= SUPPLIED DATA =
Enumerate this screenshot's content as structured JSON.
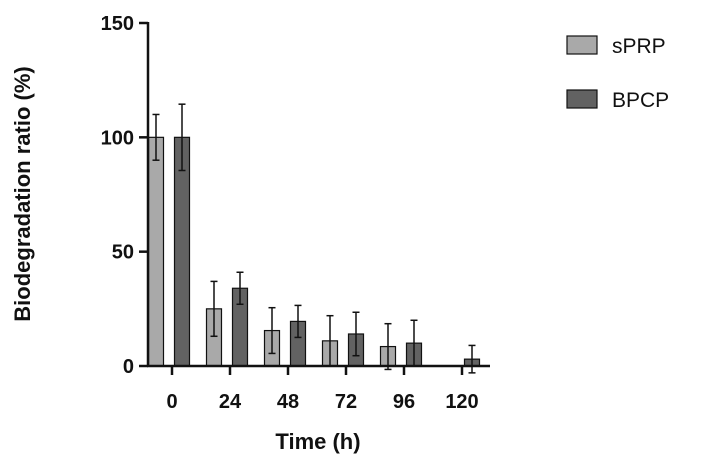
{
  "chart_data": {
    "type": "bar",
    "xlabel": "Time (h)",
    "ylabel": "Biodegradation ratio (%)",
    "ylim": [
      0,
      150
    ],
    "yticks": [
      0,
      50,
      100,
      150
    ],
    "categories": [
      "0",
      "24",
      "48",
      "72",
      "96",
      "120"
    ],
    "series": [
      {
        "name": "sPRP",
        "color": "#a9a9a9",
        "values": [
          100,
          25,
          15.5,
          11,
          8.5,
          0
        ],
        "errors": [
          10,
          12,
          10,
          11,
          10,
          0
        ]
      },
      {
        "name": "BPCP",
        "color": "#626262",
        "values": [
          100,
          34,
          19.5,
          14,
          10,
          3
        ],
        "errors": [
          14.5,
          7,
          7,
          9.5,
          10,
          6
        ]
      }
    ],
    "legend_position": "top-right",
    "grid": false
  }
}
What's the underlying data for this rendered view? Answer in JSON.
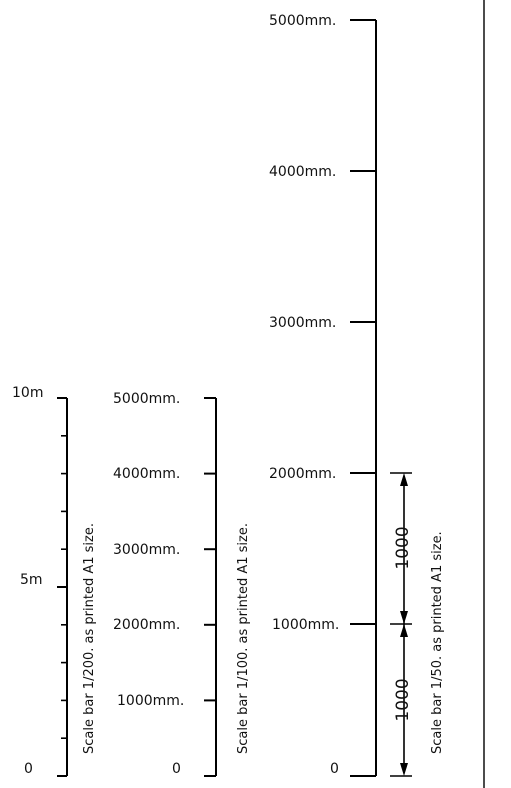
{
  "scale_bars": [
    {
      "caption": "Scale bar 1/200. as printed A1 size.",
      "labels": {
        "top": "10m",
        "mid": "5m",
        "bottom": "0"
      }
    },
    {
      "caption": "Scale bar 1/100. as printed A1 size.",
      "labels": [
        "5000mm.",
        "4000mm.",
        "3000mm.",
        "2000mm.",
        "1000mm.",
        "0"
      ]
    },
    {
      "caption": "Scale bar 1/50. as printed A1 size.",
      "labels": [
        "5000mm.",
        "4000mm.",
        "3000mm.",
        "2000mm.",
        "1000mm.",
        "0"
      ],
      "dimensions": [
        "1000",
        "1000"
      ]
    }
  ]
}
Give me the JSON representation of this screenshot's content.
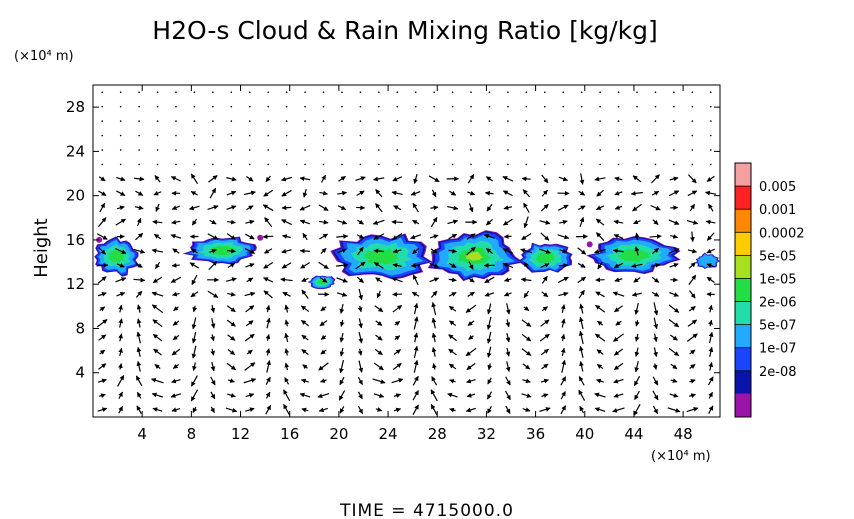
{
  "chart_data": {
    "type": "contour",
    "title": "H2O-s Cloud & Rain Mixing Ratio [kg/kg]",
    "ylabel": "Height",
    "y_unit": "(×10⁴ m)",
    "x_unit": "(×10⁴ m)",
    "xlim": [
      0,
      51
    ],
    "ylim": [
      0,
      30
    ],
    "x_ticks": [
      "4",
      "8",
      "12",
      "16",
      "20",
      "24",
      "28",
      "32",
      "36",
      "40",
      "44",
      "48"
    ],
    "y_ticks": [
      "4",
      "8",
      "12",
      "16",
      "20",
      "24",
      "28"
    ],
    "time_label": "TIME  =  4715000.0",
    "colorbar": {
      "levels": [
        "0.005",
        "0.001",
        "0.0002",
        "5e-05",
        "1e-05",
        "2e-06",
        "5e-07",
        "1e-07",
        "2e-08"
      ],
      "colors": [
        "#f4a0a0",
        "#ff2222",
        "#ff8800",
        "#ffcc00",
        "#a8e020",
        "#22dd44",
        "#22ddaa",
        "#22aaff",
        "#1a44ff",
        "#0a14aa",
        "#9a14a8"
      ]
    },
    "cloud_regions": [
      {
        "x": [
          0,
          3.8
        ],
        "y": [
          12.8,
          16.2
        ],
        "peak": "5e-06"
      },
      {
        "x": [
          7.5,
          13.5
        ],
        "y": [
          13.8,
          16.3
        ],
        "peak": "5e-06"
      },
      {
        "x": [
          17.5,
          19.8
        ],
        "y": [
          11.6,
          12.8
        ],
        "peak": "5e-06"
      },
      {
        "x": [
          19.5,
          27.5
        ],
        "y": [
          12.4,
          16.6
        ],
        "peak": "5e-06"
      },
      {
        "x": [
          27,
          35
        ],
        "y": [
          12.2,
          16.8
        ],
        "peak": "1e-05"
      },
      {
        "x": [
          34.5,
          39
        ],
        "y": [
          13,
          15.8
        ],
        "peak": "5e-06"
      },
      {
        "x": [
          40.5,
          47.5
        ],
        "y": [
          13,
          16.2
        ],
        "peak": "5e-06"
      },
      {
        "x": [
          49,
          51
        ],
        "y": [
          13.4,
          14.8
        ],
        "peak": "5e-07"
      }
    ],
    "wind_vectors": "vector field shown as arrows on a regular grid"
  }
}
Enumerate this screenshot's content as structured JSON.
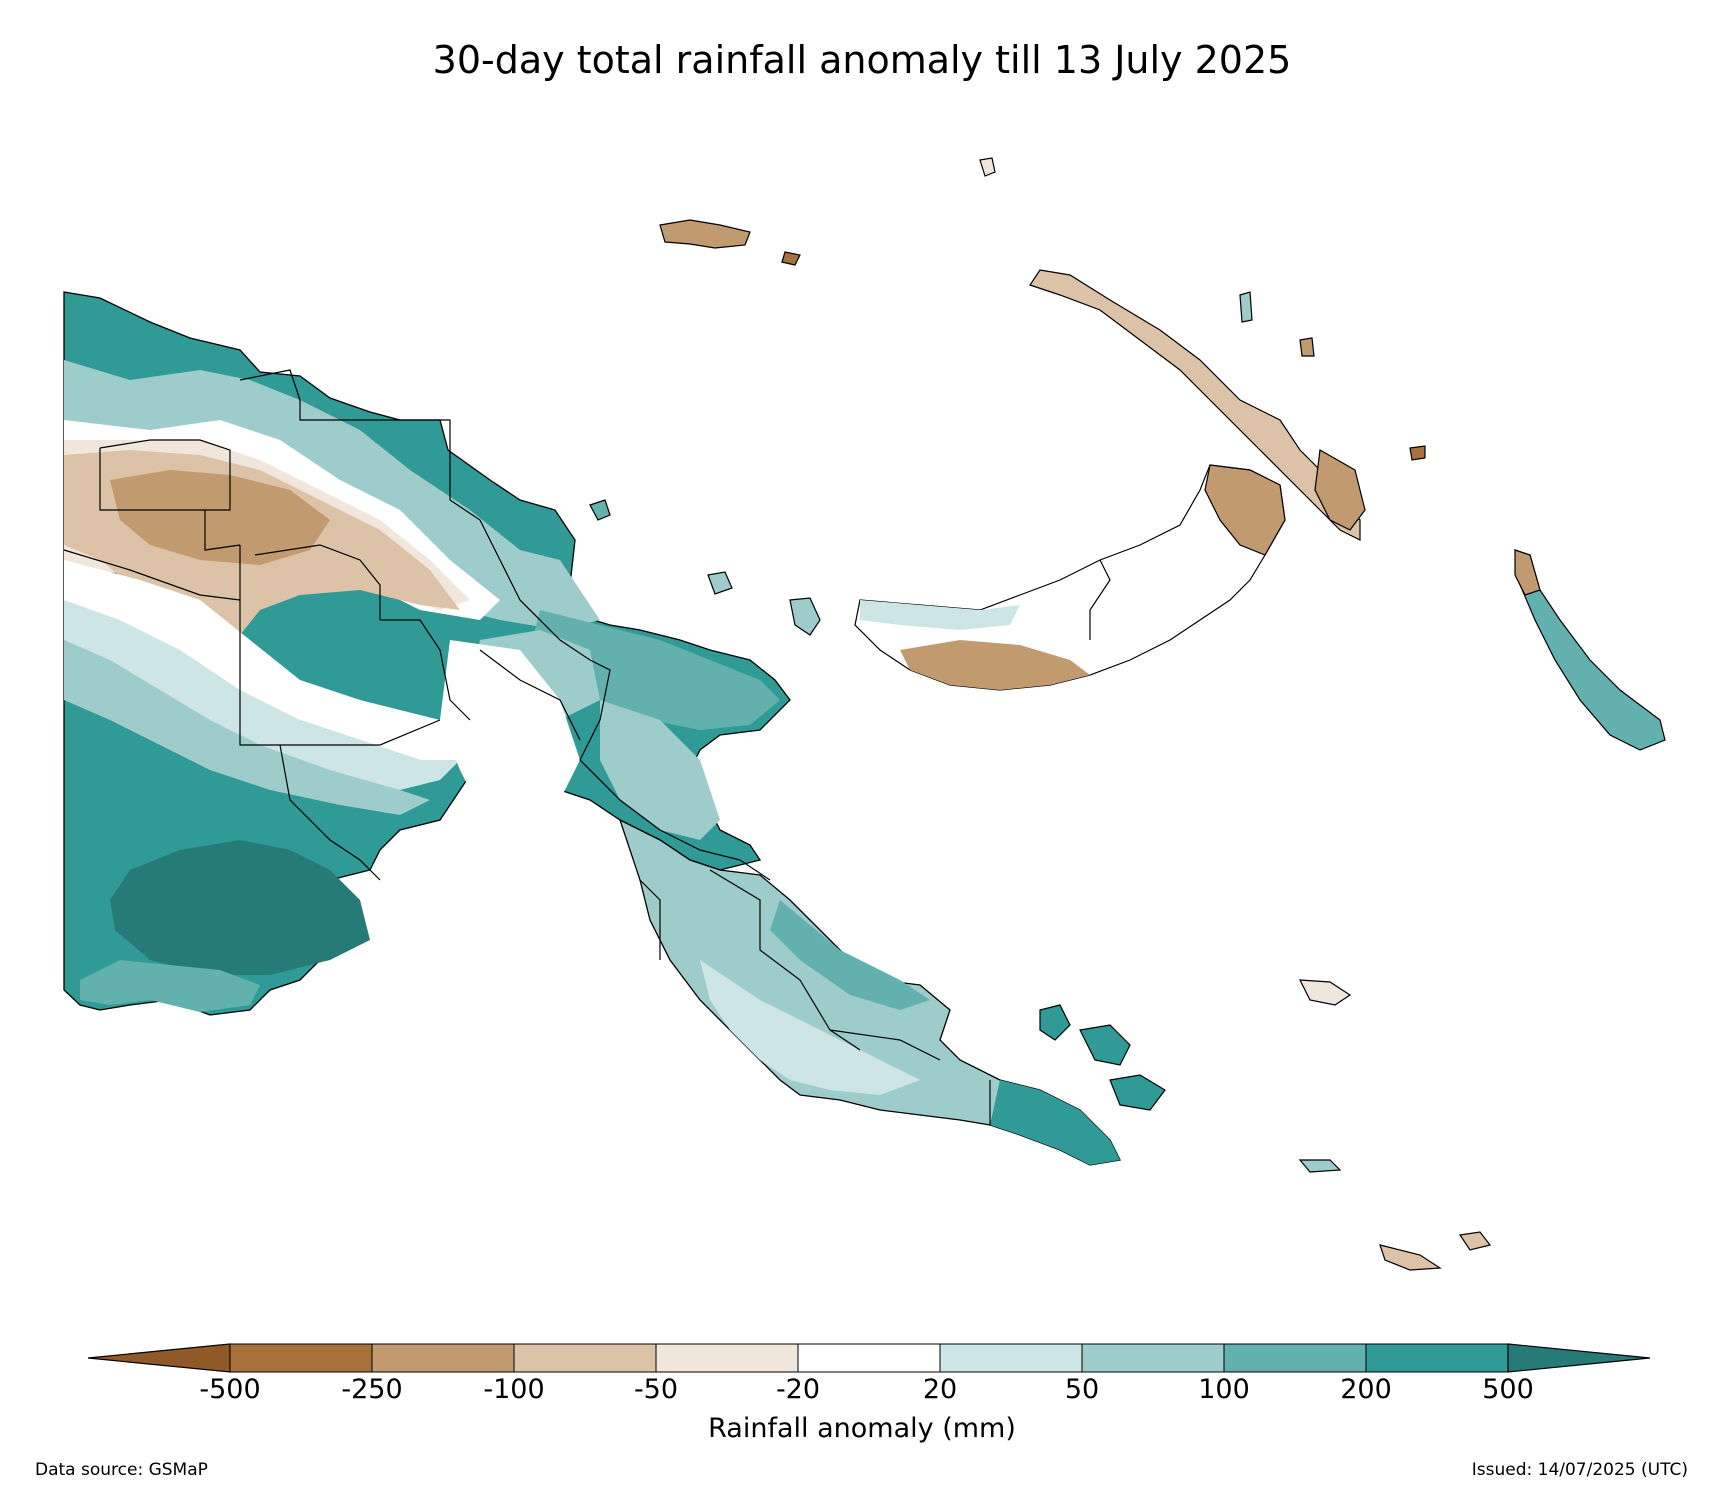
{
  "title": "30-day total rainfall anomaly till 13 July 2025",
  "colorbar": {
    "label": "Rainfall anomaly (mm)",
    "ticks": [
      "-500",
      "-250",
      "-100",
      "-50",
      "-20",
      "20",
      "50",
      "100",
      "200",
      "500"
    ],
    "colors": [
      "#8f5a28",
      "#a8703a",
      "#c29a70",
      "#dcc3a7",
      "#f0e6dc",
      "#ffffff",
      "#cde6e5",
      "#9dcccb",
      "#62b1ae",
      "#2f9a96",
      "#267a77"
    ],
    "extend": "both"
  },
  "footer": {
    "source": "Data source: GSMaP",
    "issued": "Issued: 14/07/2025 (UTC)"
  }
}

= DO THIS =
Search the lines above for the string "title", then show every one that has it.

= RESPONSE TO THIS TASK =
    "title": "H2O-s Cloud & Rain Mixing Ratio [kg/kg]",
  "title": "30-day total rainfall anomaly till 13 July 2025",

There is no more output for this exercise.